══ GIVEN RECORDS

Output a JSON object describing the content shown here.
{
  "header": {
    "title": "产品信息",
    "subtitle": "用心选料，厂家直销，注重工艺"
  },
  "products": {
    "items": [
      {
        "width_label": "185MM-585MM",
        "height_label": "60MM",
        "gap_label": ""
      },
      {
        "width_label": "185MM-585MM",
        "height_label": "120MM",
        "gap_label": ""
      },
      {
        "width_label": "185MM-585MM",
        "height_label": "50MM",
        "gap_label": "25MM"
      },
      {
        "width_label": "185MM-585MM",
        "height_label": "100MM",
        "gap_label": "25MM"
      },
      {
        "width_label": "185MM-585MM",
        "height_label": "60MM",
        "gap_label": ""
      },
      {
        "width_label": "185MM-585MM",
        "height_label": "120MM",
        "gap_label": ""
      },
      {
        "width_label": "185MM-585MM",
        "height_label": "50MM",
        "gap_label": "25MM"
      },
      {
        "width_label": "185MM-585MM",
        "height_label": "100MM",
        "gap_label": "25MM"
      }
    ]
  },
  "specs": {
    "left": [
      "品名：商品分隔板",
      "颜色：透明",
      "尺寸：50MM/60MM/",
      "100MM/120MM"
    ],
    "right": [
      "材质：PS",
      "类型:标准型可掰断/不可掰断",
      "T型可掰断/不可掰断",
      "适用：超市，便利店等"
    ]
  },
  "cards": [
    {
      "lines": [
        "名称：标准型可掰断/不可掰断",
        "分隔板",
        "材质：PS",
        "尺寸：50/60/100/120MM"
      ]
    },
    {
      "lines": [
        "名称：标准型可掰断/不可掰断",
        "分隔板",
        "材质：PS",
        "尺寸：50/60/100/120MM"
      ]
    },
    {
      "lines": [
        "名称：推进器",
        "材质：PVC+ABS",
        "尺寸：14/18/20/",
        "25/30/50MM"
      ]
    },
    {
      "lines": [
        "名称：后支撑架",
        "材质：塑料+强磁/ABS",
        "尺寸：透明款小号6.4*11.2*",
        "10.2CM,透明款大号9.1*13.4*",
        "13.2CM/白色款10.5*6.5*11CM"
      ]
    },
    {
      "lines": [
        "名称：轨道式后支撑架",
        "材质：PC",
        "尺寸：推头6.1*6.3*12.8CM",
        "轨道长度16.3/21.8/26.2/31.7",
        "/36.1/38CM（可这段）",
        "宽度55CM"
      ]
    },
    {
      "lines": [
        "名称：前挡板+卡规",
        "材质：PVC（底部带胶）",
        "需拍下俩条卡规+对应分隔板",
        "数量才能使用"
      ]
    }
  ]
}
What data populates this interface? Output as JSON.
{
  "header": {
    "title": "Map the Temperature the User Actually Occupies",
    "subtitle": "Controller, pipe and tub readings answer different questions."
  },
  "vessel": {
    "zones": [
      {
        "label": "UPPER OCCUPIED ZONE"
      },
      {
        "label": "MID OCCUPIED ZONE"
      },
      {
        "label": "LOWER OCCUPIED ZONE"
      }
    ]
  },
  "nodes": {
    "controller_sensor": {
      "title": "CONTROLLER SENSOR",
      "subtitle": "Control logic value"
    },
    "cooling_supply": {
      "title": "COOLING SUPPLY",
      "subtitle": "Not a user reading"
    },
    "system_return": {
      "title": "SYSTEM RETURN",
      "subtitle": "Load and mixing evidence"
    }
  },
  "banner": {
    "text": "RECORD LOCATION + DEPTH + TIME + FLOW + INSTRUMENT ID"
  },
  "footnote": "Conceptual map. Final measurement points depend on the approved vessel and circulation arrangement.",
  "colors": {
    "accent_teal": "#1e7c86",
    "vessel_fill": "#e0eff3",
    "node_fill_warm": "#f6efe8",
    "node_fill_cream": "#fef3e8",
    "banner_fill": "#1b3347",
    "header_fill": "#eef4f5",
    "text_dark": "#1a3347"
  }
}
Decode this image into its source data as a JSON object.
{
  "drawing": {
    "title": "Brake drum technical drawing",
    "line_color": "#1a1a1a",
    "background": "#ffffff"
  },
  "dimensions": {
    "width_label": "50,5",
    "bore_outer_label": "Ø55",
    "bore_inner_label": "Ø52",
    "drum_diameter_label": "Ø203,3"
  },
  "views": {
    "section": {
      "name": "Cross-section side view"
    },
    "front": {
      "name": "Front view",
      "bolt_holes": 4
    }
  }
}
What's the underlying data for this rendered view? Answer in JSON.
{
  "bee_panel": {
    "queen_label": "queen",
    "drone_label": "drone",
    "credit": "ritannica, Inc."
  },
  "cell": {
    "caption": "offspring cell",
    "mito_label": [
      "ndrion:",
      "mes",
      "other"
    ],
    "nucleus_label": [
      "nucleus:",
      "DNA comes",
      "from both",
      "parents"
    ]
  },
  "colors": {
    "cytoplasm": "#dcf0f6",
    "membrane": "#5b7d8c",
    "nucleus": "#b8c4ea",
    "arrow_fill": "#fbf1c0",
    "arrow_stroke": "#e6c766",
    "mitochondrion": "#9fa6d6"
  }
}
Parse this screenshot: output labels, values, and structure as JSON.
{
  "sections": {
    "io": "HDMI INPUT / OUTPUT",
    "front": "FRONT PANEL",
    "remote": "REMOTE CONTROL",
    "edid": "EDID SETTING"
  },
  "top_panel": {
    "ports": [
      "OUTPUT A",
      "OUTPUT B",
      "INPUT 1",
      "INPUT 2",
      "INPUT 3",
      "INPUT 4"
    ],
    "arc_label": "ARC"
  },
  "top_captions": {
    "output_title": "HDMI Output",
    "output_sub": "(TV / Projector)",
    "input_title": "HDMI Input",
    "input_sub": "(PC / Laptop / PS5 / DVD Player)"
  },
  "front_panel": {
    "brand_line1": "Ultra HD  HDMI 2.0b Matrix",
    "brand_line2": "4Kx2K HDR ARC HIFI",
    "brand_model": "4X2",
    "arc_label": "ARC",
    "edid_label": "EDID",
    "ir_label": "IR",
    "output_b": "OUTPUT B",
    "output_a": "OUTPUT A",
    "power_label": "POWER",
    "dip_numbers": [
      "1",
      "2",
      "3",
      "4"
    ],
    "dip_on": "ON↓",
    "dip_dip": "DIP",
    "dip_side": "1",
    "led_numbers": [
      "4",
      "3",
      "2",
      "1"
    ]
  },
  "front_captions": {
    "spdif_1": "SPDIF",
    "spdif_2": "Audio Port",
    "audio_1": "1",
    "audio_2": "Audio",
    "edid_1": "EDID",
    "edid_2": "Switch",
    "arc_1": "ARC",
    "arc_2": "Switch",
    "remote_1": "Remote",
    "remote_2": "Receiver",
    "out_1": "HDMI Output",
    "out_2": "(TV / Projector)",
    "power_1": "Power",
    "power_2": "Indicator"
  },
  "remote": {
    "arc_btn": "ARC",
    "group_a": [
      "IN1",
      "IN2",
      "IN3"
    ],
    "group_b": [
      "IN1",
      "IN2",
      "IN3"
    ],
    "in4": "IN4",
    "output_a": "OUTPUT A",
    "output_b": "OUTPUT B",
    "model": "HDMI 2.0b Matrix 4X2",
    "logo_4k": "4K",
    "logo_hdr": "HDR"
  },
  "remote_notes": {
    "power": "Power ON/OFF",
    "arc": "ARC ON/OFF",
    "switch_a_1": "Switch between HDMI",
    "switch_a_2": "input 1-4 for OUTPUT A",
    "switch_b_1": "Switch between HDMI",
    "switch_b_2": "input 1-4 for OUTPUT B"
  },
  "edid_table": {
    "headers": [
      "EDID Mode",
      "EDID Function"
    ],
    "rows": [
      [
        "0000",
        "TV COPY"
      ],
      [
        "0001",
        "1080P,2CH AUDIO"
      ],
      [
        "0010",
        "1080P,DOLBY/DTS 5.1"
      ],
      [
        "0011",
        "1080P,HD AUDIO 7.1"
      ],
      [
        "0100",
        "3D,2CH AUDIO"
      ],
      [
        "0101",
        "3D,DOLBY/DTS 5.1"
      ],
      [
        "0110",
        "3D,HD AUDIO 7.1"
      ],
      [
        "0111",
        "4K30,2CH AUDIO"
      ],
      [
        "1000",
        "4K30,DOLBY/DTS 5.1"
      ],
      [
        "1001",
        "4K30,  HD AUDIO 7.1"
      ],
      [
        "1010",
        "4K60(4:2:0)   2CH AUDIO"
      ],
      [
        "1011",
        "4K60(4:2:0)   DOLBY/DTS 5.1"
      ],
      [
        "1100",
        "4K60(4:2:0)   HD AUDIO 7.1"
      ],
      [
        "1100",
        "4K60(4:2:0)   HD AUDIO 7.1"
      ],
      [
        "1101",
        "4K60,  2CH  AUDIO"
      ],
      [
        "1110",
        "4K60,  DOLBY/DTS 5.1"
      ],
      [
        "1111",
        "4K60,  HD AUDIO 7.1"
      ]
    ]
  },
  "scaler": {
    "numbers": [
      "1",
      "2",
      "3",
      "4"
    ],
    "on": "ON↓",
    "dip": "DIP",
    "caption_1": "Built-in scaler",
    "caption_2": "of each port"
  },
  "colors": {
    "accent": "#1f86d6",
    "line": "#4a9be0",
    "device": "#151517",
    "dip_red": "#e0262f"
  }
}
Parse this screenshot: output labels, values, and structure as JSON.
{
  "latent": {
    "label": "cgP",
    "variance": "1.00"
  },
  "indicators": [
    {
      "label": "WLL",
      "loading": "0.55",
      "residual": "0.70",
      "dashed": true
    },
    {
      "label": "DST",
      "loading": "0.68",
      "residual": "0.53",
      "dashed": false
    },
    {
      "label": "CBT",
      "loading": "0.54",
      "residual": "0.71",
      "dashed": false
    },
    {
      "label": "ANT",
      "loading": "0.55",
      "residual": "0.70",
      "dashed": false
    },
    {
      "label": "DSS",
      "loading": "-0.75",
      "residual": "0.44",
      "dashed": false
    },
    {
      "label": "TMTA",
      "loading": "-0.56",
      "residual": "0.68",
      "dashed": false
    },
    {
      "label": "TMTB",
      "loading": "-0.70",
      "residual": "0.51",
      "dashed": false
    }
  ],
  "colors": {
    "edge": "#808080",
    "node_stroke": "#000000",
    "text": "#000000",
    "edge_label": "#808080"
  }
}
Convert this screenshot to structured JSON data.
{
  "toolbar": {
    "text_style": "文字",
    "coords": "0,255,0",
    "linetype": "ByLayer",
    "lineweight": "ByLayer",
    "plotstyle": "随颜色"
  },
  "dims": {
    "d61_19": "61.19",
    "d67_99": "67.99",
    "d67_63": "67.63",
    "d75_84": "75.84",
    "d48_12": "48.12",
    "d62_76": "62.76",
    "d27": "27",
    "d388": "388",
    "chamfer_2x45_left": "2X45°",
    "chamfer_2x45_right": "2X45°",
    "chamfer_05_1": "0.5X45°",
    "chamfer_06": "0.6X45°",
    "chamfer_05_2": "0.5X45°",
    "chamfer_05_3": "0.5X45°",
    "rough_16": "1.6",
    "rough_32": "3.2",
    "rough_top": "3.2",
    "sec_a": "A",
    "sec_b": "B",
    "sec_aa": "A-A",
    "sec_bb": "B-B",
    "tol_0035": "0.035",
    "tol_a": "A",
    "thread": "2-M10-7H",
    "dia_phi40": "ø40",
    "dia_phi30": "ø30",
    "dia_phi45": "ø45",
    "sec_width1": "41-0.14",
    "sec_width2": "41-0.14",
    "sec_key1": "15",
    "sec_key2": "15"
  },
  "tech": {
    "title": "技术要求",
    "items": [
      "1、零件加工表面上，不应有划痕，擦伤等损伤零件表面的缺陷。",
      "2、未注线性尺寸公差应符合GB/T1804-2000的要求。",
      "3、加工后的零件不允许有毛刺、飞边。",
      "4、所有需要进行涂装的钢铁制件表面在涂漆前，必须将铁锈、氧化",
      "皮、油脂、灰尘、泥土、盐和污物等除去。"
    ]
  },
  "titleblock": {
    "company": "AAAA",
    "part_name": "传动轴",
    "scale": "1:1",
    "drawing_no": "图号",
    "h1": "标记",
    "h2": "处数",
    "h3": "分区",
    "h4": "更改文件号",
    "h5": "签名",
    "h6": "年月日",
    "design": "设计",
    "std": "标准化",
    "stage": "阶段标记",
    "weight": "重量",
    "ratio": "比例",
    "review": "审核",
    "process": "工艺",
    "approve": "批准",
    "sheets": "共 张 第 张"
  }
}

════

* EXERCISE PROMPT:
Determine the number of lines where the string "HDMI" occurs, and give that number only.

* SOLUTION TO THIS EXERCISE:
8